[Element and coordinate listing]
* begin *

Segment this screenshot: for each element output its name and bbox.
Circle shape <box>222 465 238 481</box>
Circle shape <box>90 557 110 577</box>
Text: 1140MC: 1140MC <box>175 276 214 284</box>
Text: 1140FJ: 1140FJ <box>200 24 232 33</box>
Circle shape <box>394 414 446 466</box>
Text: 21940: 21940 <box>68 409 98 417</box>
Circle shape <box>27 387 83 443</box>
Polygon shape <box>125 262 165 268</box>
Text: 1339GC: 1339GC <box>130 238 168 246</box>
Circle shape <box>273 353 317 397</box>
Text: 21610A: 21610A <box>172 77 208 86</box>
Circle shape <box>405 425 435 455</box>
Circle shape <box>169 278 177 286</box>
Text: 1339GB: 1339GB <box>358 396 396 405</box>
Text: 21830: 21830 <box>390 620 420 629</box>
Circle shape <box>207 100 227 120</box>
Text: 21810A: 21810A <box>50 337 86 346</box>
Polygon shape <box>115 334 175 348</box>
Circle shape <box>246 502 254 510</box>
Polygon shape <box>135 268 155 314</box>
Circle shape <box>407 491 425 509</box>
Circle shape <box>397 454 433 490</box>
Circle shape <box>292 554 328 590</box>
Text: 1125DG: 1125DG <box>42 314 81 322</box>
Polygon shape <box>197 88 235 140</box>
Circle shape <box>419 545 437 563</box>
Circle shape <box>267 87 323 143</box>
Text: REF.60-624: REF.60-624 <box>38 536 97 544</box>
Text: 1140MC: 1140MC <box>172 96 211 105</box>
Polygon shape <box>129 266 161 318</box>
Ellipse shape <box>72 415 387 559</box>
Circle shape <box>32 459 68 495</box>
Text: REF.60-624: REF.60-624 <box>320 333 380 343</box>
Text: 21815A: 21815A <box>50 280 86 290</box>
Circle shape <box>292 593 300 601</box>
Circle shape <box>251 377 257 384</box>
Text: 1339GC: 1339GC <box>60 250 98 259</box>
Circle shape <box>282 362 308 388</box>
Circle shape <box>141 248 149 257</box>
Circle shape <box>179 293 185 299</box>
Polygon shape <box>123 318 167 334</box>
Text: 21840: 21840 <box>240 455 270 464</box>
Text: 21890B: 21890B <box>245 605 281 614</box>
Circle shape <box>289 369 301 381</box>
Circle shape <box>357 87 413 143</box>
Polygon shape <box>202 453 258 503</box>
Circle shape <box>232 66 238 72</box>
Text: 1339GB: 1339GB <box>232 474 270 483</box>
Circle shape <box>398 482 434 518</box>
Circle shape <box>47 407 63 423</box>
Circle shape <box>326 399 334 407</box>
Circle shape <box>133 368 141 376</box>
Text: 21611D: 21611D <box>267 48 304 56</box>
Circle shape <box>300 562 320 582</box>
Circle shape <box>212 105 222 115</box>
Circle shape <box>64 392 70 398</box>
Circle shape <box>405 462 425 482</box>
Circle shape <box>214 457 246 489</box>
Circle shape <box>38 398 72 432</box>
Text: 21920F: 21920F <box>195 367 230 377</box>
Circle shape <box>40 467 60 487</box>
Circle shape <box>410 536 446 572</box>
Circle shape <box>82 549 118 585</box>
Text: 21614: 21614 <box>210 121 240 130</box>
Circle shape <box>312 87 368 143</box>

* end *

** What is required **
Please present the listing as a Markdown table with the columns Row and Line, starting with its first line and going on through the line containing "Text: 21940: 21940 <box>68 409 98 417</box>". Number each row and leave out blank lines.

** Answer in full **
| Row | Line |
|---|---|
| 1 | Segment this screenshot: for each element output its name and bbox. |
| 2 | Circle shape <box>222 465 238 481</box> |
| 3 | Circle shape <box>90 557 110 577</box> |
| 4 | Text: 1140MC: 1140MC <box>175 276 214 284</box> |
| 5 | Text: 1140FJ: 1140FJ <box>200 24 232 33</box> |
| 6 | Circle shape <box>394 414 446 466</box> |
| 7 | Text: 21940: 21940 <box>68 409 98 417</box> |